═════ DATA FOR THIS TASK ═════
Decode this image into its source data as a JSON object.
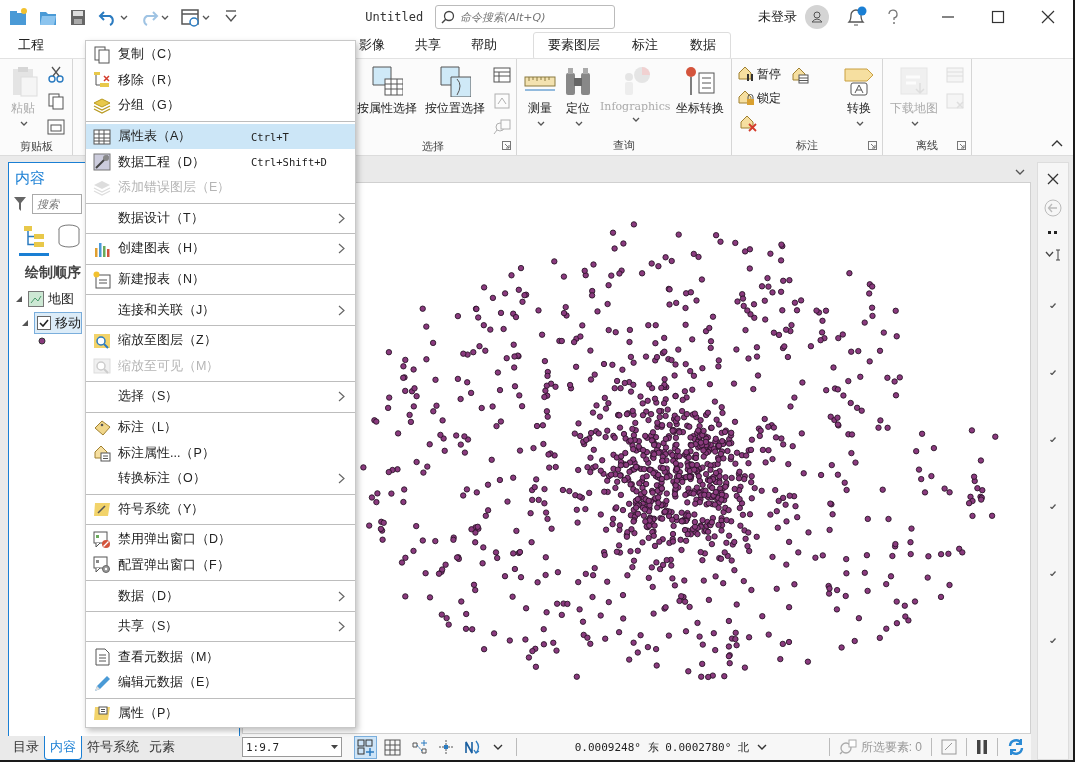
{
  "title_bar": {
    "quick_access": [
      {
        "disabled": false,
        "dropdown": false
      },
      {
        "disabled": false,
        "dropdown": false
      },
      {
        "disabled": false,
        "dropdown": false
      },
      {
        "disabled": false,
        "dropdown": true
      },
      {
        "disabled": true,
        "dropdown": true
      },
      {
        "disabled": false,
        "dropdown": true
      },
      {
        "disabled": false,
        "dropdown": false
      }
    ],
    "title": "Untitled",
    "command_search": {
      "placeholder": "命令搜索(Alt+Q)"
    },
    "account": "未登录",
    "notifications": {
      "unread": true
    }
  },
  "ribbon": {
    "tabs": [
      {
        "label": "工程",
        "selected": false
      },
      {
        "label": "影像",
        "selected": false
      },
      {
        "label": "共享",
        "selected": false
      },
      {
        "label": "帮助",
        "selected": false
      }
    ],
    "contextual_tabs": [
      {
        "label": "要素图层",
        "selected": false
      },
      {
        "label": "标注",
        "selected": false
      },
      {
        "label": "数据",
        "selected": false
      }
    ],
    "groups": [
      {
        "label": "剪贴板",
        "launcher": false,
        "buttons": [
          {
            "kind": "large",
            "label": "粘贴",
            "dropdown": true,
            "disabled": true
          },
          {
            "kind": "icon",
            "disabled": false
          },
          {
            "kind": "icon",
            "disabled": false
          },
          {
            "kind": "icon",
            "disabled": false
          }
        ]
      },
      {
        "label": "选择",
        "launcher": true,
        "buttons": [
          {
            "kind": "large",
            "label": "按属性选择",
            "dropdown": false,
            "disabled": false
          },
          {
            "kind": "large",
            "label": "按位置选择",
            "dropdown": false,
            "disabled": false
          },
          {
            "kind": "icon",
            "disabled": false
          },
          {
            "kind": "icon",
            "disabled": true
          },
          {
            "kind": "icon",
            "disabled": true
          }
        ]
      },
      {
        "label": "查询",
        "launcher": false,
        "buttons": [
          {
            "kind": "large",
            "label": "测量",
            "dropdown": true,
            "disabled": false
          },
          {
            "kind": "large",
            "label": "定位",
            "dropdown": true,
            "disabled": false
          },
          {
            "kind": "large",
            "label": "Infographics",
            "dropdown": true,
            "disabled": true
          },
          {
            "kind": "large",
            "label": "坐标转换",
            "dropdown": false,
            "disabled": false
          }
        ]
      },
      {
        "label": "标注",
        "launcher": true,
        "buttons": [
          {
            "kind": "small",
            "label": "暂停",
            "disabled": false
          },
          {
            "kind": "small",
            "label": "锁定",
            "disabled": false
          },
          {
            "kind": "icon",
            "disabled": false
          },
          {
            "kind": "icon",
            "disabled": false
          },
          {
            "kind": "large",
            "label": "转换",
            "dropdown": true,
            "disabled": false
          }
        ]
      },
      {
        "label": "离线",
        "launcher": true,
        "buttons": [
          {
            "kind": "large",
            "label": "下载地图",
            "dropdown": true,
            "disabled": true
          },
          {
            "kind": "icon",
            "disabled": true
          },
          {
            "kind": "icon",
            "disabled": true
          }
        ]
      }
    ]
  },
  "contents_pane": {
    "title": "内容",
    "search": {
      "placeholder": "搜索"
    },
    "view_tabs": [
      {
        "selected": true
      },
      {
        "selected": false
      }
    ],
    "heading": "绘制顺序",
    "tree": [
      {
        "label": "地图",
        "expanded": true,
        "children": [
          {
            "label": "移动",
            "checked": true,
            "selected": true,
            "expanded": true
          }
        ]
      }
    ],
    "pane_tabs": [
      {
        "label": "目录",
        "selected": false
      },
      {
        "label": "内容",
        "selected": true
      },
      {
        "label": "符号系统",
        "selected": false
      },
      {
        "label": "元素",
        "selected": false
      }
    ]
  },
  "context_menu": {
    "items": [
      {
        "kind": "item",
        "label": "复制（C）",
        "disabled": false,
        "selected": false,
        "submenu": false
      },
      {
        "kind": "item",
        "label": "移除（R）",
        "disabled": false,
        "selected": false,
        "submenu": false
      },
      {
        "kind": "item",
        "label": "分组（G）",
        "disabled": false,
        "selected": false,
        "submenu": false
      },
      {
        "kind": "separator"
      },
      {
        "kind": "item",
        "label": "属性表（A）",
        "shortcut": "Ctrl+T",
        "disabled": false,
        "selected": true,
        "submenu": false
      },
      {
        "kind": "item",
        "label": "数据工程（D）",
        "shortcut": "Ctrl+Shift+D",
        "disabled": false,
        "selected": false,
        "submenu": false
      },
      {
        "kind": "item",
        "label": "添加错误图层（E）",
        "disabled": true,
        "selected": false,
        "submenu": false
      },
      {
        "kind": "separator"
      },
      {
        "kind": "item",
        "label": "数据设计（T）",
        "disabled": false,
        "selected": false,
        "submenu": true
      },
      {
        "kind": "separator"
      },
      {
        "kind": "item",
        "label": "创建图表（H）",
        "disabled": false,
        "selected": false,
        "submenu": true
      },
      {
        "kind": "separator"
      },
      {
        "kind": "item",
        "label": "新建报表（N）",
        "disabled": false,
        "selected": false,
        "submenu": false
      },
      {
        "kind": "separator"
      },
      {
        "kind": "item",
        "label": "连接和关联（J）",
        "disabled": false,
        "selected": false,
        "submenu": true
      },
      {
        "kind": "separator"
      },
      {
        "kind": "item",
        "label": "缩放至图层（Z）",
        "disabled": false,
        "selected": false,
        "submenu": false
      },
      {
        "kind": "item",
        "label": "缩放至可见（M）",
        "disabled": true,
        "selected": false,
        "submenu": false
      },
      {
        "kind": "separator"
      },
      {
        "kind": "item",
        "label": "选择（S）",
        "disabled": false,
        "selected": false,
        "submenu": true
      },
      {
        "kind": "separator"
      },
      {
        "kind": "item",
        "label": "标注（L）",
        "disabled": false,
        "selected": false,
        "submenu": false
      },
      {
        "kind": "item",
        "label": "标注属性...（P）",
        "disabled": false,
        "selected": false,
        "submenu": false
      },
      {
        "kind": "item",
        "label": "转换标注（O）",
        "disabled": false,
        "selected": false,
        "submenu": true
      },
      {
        "kind": "separator"
      },
      {
        "kind": "item",
        "label": "符号系统（Y）",
        "disabled": false,
        "selected": false,
        "submenu": false
      },
      {
        "kind": "separator"
      },
      {
        "kind": "item",
        "label": "禁用弹出窗口（D）",
        "disabled": false,
        "selected": false,
        "submenu": false
      },
      {
        "kind": "item",
        "label": "配置弹出窗口（F）",
        "disabled": false,
        "selected": false,
        "submenu": false
      },
      {
        "kind": "separator"
      },
      {
        "kind": "item",
        "label": "数据（D）",
        "disabled": false,
        "selected": false,
        "submenu": true
      },
      {
        "kind": "separator"
      },
      {
        "kind": "item",
        "label": "共享（S）",
        "disabled": false,
        "selected": false,
        "submenu": true
      },
      {
        "kind": "separator"
      },
      {
        "kind": "item",
        "label": "查看元数据（M）",
        "disabled": false,
        "selected": false,
        "submenu": false
      },
      {
        "kind": "item",
        "label": "编辑元数据（E）",
        "disabled": false,
        "selected": false,
        "submenu": false
      },
      {
        "kind": "separator"
      },
      {
        "kind": "item",
        "label": "属性（P）",
        "disabled": false,
        "selected": false,
        "submenu": false
      }
    ]
  },
  "status_bar": {
    "scale": "1:9.7",
    "tools": [
      {
        "selected": true
      },
      {
        "selected": false
      },
      {
        "selected": false
      },
      {
        "selected": false
      },
      {
        "selected": false
      }
    ],
    "coordinates": "0.0009248° 东 0.0002780° 北",
    "selected_features": "所选要素: 0"
  }
}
═════
◆ WHAT IS EXPECTED
Count how many lines of the data include the word "shortcut". Your reply should be that number alone.

◆ THE RESPONSE
2